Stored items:

__________

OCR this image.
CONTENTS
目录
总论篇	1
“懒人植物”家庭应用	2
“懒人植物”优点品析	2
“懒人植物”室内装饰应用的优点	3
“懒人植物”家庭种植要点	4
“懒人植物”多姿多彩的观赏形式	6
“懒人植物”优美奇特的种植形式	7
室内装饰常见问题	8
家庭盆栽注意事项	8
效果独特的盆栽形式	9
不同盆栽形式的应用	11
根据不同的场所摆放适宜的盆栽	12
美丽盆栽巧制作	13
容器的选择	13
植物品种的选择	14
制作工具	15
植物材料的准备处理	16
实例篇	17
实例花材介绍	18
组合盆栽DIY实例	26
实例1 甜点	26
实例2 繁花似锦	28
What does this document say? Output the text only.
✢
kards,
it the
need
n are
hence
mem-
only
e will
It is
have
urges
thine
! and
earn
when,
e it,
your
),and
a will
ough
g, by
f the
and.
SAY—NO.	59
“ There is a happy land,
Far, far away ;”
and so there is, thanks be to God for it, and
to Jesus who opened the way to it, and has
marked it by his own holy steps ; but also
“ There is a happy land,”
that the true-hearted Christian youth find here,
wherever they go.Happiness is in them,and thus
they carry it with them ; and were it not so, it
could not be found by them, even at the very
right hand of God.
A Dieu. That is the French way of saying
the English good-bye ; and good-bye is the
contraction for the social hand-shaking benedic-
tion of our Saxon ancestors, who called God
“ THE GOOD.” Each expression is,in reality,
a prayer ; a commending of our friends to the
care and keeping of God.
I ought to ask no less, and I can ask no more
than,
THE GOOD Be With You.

__________

— Prompt —
All of the entries above need to be reproduced exactly.

— Task answer —
OCR this image.
CONTENTS
目录
总论篇	1
“懒人植物”家庭应用	2
“懒人植物”优点品析	2
“懒人植物”室内装饰应用的优点	3
“懒人植物”家庭种植要点	4
“懒人植物”多姿多彩的观赏形式	6
“懒人植物”优美奇特的种植形式	7
室内装饰常见问题	8
家庭盆栽注意事项	8
效果独特的盆栽形式	9
不同盆栽形式的应用	11
根据不同的场所摆放适宜的盆栽	12
美丽盆栽巧制作	13
容器的选择	13
植物品种的选择	14
制作工具	15
植物材料的准备处理	16
实例篇	17
实例花材介绍	18
组合盆栽DIY实例	26
实例1 甜点	26
实例2 繁花似锦	28
What does this document say? Output the text only.
✢
kards,
it the
need
n are
hence
mem-
only
e will
It is
have
urges
thine
! and
earn
when,
e it,
your
),and
a will
ough
g, by
f the
and.
SAY—NO.	59
“ There is a happy land,
Far, far away ;”
and so there is, thanks be to God for it, and
to Jesus who opened the way to it, and has
marked it by his own holy steps ; but also
“ There is a happy land,”
that the true-hearted Christian youth find here,
wherever they go.Happiness is in them,and thus
they carry it with them ; and were it not so, it
could not be found by them, even at the very
right hand of God.
A Dieu. That is the French way of saying
the English good-bye ; and good-bye is the
contraction for the social hand-shaking benedic-
tion of our Saxon ancestors, who called God
“ THE GOOD.” Each expression is,in reality,
a prayer ; a commending of our friends to the
care and keeping of God.
I ought to ask no less, and I can ask no more
than,
THE GOOD Be With You.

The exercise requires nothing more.